Begin Items

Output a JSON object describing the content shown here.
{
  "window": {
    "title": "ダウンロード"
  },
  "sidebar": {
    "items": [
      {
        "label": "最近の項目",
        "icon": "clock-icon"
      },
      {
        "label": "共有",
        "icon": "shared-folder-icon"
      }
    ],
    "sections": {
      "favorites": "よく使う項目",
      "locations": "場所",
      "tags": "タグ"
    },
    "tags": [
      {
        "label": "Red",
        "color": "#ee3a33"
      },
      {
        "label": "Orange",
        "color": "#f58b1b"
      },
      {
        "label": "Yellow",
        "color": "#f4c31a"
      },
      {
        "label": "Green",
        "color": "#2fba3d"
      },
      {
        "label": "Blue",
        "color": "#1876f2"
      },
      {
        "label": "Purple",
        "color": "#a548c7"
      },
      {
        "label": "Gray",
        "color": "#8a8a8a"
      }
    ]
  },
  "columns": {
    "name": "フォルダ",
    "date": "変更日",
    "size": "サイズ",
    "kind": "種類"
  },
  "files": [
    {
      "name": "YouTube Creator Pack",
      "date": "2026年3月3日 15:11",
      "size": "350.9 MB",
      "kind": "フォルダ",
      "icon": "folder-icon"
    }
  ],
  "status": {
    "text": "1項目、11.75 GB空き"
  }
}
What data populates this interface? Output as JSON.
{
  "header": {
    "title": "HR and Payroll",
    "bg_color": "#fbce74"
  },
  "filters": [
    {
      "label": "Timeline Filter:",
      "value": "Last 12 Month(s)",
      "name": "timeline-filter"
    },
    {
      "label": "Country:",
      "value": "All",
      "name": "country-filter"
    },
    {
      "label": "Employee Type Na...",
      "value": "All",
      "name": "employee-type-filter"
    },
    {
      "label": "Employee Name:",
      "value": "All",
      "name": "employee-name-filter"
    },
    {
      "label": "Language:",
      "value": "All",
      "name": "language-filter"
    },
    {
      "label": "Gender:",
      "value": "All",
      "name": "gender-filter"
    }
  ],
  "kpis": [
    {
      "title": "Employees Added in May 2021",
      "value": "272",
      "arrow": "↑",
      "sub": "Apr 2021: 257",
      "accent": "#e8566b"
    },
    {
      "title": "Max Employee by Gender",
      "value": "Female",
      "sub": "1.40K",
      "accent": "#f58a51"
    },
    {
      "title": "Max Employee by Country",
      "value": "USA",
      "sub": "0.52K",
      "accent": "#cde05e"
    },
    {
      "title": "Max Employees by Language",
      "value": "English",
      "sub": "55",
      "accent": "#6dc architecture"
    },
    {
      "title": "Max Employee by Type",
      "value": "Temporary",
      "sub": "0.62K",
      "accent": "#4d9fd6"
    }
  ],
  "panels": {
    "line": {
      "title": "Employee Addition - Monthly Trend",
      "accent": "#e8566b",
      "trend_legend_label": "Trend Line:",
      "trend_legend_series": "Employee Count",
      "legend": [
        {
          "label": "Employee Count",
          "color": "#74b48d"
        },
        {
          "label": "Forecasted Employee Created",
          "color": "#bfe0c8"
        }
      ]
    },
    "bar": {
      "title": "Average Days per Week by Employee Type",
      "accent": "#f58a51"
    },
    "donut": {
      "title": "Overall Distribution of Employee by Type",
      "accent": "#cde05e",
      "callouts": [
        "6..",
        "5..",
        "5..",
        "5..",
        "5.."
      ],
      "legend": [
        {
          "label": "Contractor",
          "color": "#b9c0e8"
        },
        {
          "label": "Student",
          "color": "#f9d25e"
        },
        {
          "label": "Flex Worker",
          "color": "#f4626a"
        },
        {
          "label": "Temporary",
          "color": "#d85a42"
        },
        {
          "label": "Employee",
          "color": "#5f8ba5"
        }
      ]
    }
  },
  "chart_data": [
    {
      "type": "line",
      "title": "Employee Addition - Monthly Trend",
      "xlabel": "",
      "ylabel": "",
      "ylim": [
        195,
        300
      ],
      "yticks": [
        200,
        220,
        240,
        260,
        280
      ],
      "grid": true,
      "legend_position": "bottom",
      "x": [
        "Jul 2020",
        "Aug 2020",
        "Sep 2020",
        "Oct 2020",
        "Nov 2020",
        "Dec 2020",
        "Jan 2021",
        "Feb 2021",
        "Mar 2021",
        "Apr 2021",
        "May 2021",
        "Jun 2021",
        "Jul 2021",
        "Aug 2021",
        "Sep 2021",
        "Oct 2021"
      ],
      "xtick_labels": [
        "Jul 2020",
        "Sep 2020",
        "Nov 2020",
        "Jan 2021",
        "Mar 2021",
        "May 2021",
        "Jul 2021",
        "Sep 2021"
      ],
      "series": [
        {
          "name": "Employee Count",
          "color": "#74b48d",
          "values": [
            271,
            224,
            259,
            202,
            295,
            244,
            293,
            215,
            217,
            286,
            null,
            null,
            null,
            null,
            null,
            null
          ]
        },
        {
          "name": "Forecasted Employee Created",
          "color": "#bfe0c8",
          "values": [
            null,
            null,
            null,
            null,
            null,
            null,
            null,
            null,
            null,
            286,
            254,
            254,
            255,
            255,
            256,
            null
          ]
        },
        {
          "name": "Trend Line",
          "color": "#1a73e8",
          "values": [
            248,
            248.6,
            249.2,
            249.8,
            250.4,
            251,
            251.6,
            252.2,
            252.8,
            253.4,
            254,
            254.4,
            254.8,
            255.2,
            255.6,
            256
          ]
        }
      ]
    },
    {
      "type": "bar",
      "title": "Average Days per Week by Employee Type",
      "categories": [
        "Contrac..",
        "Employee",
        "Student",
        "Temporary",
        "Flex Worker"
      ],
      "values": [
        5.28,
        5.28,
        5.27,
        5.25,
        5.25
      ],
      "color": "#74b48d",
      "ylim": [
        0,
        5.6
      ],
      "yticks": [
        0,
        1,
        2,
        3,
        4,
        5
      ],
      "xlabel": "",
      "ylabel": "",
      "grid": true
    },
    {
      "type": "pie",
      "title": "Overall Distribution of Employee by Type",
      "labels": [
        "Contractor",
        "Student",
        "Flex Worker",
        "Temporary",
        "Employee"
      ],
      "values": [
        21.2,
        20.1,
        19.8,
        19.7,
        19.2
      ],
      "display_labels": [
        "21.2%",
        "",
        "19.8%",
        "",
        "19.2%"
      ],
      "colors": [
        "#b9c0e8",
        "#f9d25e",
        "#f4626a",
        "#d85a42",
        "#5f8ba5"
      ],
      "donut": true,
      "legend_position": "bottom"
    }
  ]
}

End Items

Write out every entry verbatim.

Output a JSON object describing the content shown here.
{
  "window": {
    "title": "ダウンロード"
  },
  "sidebar": {
    "items": [
      {
        "label": "最近の項目",
        "icon": "clock-icon"
      },
      {
        "label": "共有",
        "icon": "shared-folder-icon"
      }
    ],
    "sections": {
      "favorites": "よく使う項目",
      "locations": "場所",
      "tags": "タグ"
    },
    "tags": [
      {
        "label": "Red",
        "color": "#ee3a33"
      },
      {
        "label": "Orange",
        "color": "#f58b1b"
      },
      {
        "label": "Yellow",
        "color": "#f4c31a"
      },
      {
        "label": "Green",
        "color": "#2fba3d"
      },
      {
        "label": "Blue",
        "color": "#1876f2"
      },
      {
        "label": "Purple",
        "color": "#a548c7"
      },
      {
        "label": "Gray",
        "color": "#8a8a8a"
      }
    ]
  },
  "columns": {
    "name": "フォルダ",
    "date": "変更日",
    "size": "サイズ",
    "kind": "種類"
  },
  "files": [
    {
      "name": "YouTube Creator Pack",
      "date": "2026年3月3日 15:11",
      "size": "350.9 MB",
      "kind": "フォルダ",
      "icon": "folder-icon"
    }
  ],
  "status": {
    "text": "1項目、11.75 GB空き"
  }
}
What data populates this interface? Output as JSON.
{
  "header": {
    "title": "HR and Payroll",
    "bg_color": "#fbce74"
  },
  "filters": [
    {
      "label": "Timeline Filter:",
      "value": "Last 12 Month(s)",
      "name": "timeline-filter"
    },
    {
      "label": "Country:",
      "value": "All",
      "name": "country-filter"
    },
    {
      "label": "Employee Type Na...",
      "value": "All",
      "name": "employee-type-filter"
    },
    {
      "label": "Employee Name:",
      "value": "All",
      "name": "employee-name-filter"
    },
    {
      "label": "Language:",
      "value": "All",
      "name": "language-filter"
    },
    {
      "label": "Gender:",
      "value": "All",
      "name": "gender-filter"
    }
  ],
  "kpis": [
    {
      "title": "Employees Added in May 2021",
      "value": "272",
      "arrow": "↑",
      "sub": "Apr 2021: 257",
      "accent": "#e8566b"
    },
    {
      "title": "Max Employee by Gender",
      "value": "Female",
      "sub": "1.40K",
      "accent": "#f58a51"
    },
    {
      "title": "Max Employee by Country",
      "value": "USA",
      "sub": "0.52K",
      "accent": "#cde05e"
    },
    {
      "title": "Max Employees by Language",
      "value": "English",
      "sub": "55",
      "accent": "#6dc architecture"
    },
    {
      "title": "Max Employee by Type",
      "value": "Temporary",
      "sub": "0.62K",
      "accent": "#4d9fd6"
    }
  ],
  "panels": {
    "line": {
      "title": "Employee Addition - Monthly Trend",
      "accent": "#e8566b",
      "trend_legend_label": "Trend Line:",
      "trend_legend_series": "Employee Count",
      "legend": [
        {
          "label": "Employee Count",
          "color": "#74b48d"
        },
        {
          "label": "Forecasted Employee Created",
          "color": "#bfe0c8"
        }
      ]
    },
    "bar": {
      "title": "Average Days per Week by Employee Type",
      "accent": "#f58a51"
    },
    "donut": {
      "title": "Overall Distribution of Employee by Type",
      "accent": "#cde05e",
      "callouts": [
        "6..",
        "5..",
        "5..",
        "5..",
        "5.."
      ],
      "legend": [
        {
          "label": "Contractor",
          "color": "#b9c0e8"
        },
        {
          "label": "Student",
          "color": "#f9d25e"
        },
        {
          "label": "Flex Worker",
          "color": "#f4626a"
        },
        {
          "label": "Temporary",
          "color": "#d85a42"
        },
        {
          "label": "Employee",
          "color": "#5f8ba5"
        }
      ]
    }
  },
  "chart_data": [
    {
      "type": "line",
      "title": "Employee Addition - Monthly Trend",
      "xlabel": "",
      "ylabel": "",
      "ylim": [
        195,
        300
      ],
      "yticks": [
        200,
        220,
        240,
        260,
        280
      ],
      "grid": true,
      "legend_position": "bottom",
      "x": [
        "Jul 2020",
        "Aug 2020",
        "Sep 2020",
        "Oct 2020",
        "Nov 2020",
        "Dec 2020",
        "Jan 2021",
        "Feb 2021",
        "Mar 2021",
        "Apr 2021",
        "May 2021",
        "Jun 2021",
        "Jul 2021",
        "Aug 2021",
        "Sep 2021",
        "Oct 2021"
      ],
      "xtick_labels": [
        "Jul 2020",
        "Sep 2020",
        "Nov 2020",
        "Jan 2021",
        "Mar 2021",
        "May 2021",
        "Jul 2021",
        "Sep 2021"
      ],
      "series": [
        {
          "name": "Employee Count",
          "color": "#74b48d",
          "values": [
            271,
            224,
            259,
            202,
            295,
            244,
            293,
            215,
            217,
            286,
            null,
            null,
            null,
            null,
            null,
            null
          ]
        },
        {
          "name": "Forecasted Employee Created",
          "color": "#bfe0c8",
          "values": [
            null,
            null,
            null,
            null,
            null,
            null,
            null,
            null,
            null,
            286,
            254,
            254,
            255,
            255,
            256,
            null
          ]
        },
        {
          "name": "Trend Line",
          "color": "#1a73e8",
          "values": [
            248,
            248.6,
            249.2,
            249.8,
            250.4,
            251,
            251.6,
            252.2,
            252.8,
            253.4,
            254,
            254.4,
            254.8,
            255.2,
            255.6,
            256
          ]
        }
      ]
    },
    {
      "type": "bar",
      "title": "Average Days per Week by Employee Type",
      "categories": [
        "Contrac..",
        "Employee",
        "Student",
        "Temporary",
        "Flex Worker"
      ],
      "values": [
        5.28,
        5.28,
        5.27,
        5.25,
        5.25
      ],
      "color": "#74b48d",
      "ylim": [
        0,
        5.6
      ],
      "yticks": [
        0,
        1,
        2,
        3,
        4,
        5
      ],
      "xlabel": "",
      "ylabel": "",
      "grid": true
    },
    {
      "type": "pie",
      "title": "Overall Distribution of Employee by Type",
      "labels": [
        "Contractor",
        "Student",
        "Flex Worker",
        "Temporary",
        "Employee"
      ],
      "values": [
        21.2,
        20.1,
        19.8,
        19.7,
        19.2
      ],
      "display_labels": [
        "21.2%",
        "",
        "19.8%",
        "",
        "19.2%"
      ],
      "colors": [
        "#b9c0e8",
        "#f9d25e",
        "#f4626a",
        "#d85a42",
        "#5f8ba5"
      ],
      "donut": true,
      "legend_position": "bottom"
    }
  ]
}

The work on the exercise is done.